**SET PROBLEM:**
Scan the entries below for the word "Wlkp". Copy each line that has it.

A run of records

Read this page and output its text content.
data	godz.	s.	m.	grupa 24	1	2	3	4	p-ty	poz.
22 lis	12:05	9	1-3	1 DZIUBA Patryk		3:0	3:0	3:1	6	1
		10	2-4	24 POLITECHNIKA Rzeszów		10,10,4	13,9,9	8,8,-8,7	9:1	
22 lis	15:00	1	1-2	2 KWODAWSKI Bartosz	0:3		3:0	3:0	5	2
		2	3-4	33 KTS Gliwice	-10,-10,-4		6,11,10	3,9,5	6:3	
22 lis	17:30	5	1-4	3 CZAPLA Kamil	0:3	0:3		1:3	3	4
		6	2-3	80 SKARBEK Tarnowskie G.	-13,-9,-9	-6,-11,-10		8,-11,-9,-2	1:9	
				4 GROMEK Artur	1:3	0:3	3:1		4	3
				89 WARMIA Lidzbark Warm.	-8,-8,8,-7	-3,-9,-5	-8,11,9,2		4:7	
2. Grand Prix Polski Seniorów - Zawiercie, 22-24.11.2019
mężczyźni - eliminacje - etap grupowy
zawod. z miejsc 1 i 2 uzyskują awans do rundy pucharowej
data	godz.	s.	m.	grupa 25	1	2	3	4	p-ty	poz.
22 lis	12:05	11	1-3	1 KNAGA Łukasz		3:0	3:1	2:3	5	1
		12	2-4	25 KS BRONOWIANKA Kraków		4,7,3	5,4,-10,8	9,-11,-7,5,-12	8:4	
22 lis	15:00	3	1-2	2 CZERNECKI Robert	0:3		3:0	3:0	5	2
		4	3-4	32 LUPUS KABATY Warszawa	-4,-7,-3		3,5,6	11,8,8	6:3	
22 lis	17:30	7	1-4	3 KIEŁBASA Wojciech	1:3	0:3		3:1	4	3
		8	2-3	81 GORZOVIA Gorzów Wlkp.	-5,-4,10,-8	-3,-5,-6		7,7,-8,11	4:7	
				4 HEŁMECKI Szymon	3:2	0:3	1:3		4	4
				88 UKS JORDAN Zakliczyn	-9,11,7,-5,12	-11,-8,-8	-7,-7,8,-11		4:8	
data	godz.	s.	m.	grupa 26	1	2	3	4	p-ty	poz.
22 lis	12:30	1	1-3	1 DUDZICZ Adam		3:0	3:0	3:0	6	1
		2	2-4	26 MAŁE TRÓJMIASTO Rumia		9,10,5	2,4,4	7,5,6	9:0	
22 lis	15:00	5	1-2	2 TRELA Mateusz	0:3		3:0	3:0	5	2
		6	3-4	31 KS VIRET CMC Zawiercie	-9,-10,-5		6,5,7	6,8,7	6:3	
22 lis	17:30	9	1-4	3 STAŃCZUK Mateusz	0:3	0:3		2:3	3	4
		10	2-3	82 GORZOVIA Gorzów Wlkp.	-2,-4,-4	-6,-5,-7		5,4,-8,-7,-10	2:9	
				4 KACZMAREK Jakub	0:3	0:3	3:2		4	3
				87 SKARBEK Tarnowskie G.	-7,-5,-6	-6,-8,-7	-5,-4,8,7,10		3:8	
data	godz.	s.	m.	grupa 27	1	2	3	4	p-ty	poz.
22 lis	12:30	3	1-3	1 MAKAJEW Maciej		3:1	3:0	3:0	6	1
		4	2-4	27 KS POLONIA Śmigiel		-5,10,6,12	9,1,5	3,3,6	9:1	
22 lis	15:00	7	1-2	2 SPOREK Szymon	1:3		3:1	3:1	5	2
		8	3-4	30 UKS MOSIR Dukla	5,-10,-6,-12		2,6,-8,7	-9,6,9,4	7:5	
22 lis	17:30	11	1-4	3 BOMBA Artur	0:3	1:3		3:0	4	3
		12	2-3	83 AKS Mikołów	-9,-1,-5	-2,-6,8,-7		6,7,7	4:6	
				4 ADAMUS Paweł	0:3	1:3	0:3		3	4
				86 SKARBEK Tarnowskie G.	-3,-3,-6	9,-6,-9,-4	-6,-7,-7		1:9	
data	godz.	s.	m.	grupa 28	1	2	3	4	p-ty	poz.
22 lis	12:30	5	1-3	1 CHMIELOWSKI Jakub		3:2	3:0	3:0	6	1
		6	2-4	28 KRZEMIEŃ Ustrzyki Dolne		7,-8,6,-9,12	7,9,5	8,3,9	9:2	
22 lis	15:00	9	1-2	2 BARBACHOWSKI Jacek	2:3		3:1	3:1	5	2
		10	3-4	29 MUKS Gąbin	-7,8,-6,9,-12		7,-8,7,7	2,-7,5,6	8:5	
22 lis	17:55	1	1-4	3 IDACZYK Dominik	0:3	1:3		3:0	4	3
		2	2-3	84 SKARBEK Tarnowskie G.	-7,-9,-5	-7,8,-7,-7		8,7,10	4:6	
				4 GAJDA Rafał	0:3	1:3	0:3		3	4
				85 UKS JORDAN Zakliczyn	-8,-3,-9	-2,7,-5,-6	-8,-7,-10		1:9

**SOLVED PROBLEM:**
		8	2-3	81 GORZOVIA Gorzów Wlkp.	-5,-4,10,-8	-3,-5,-6		7,7,-8,11	4:7	
		10	2-3	82 GORZOVIA Gorzów Wlkp.	-2,-4,-4	-6,-5,-7		5,4,-8,-7,-10	2:9	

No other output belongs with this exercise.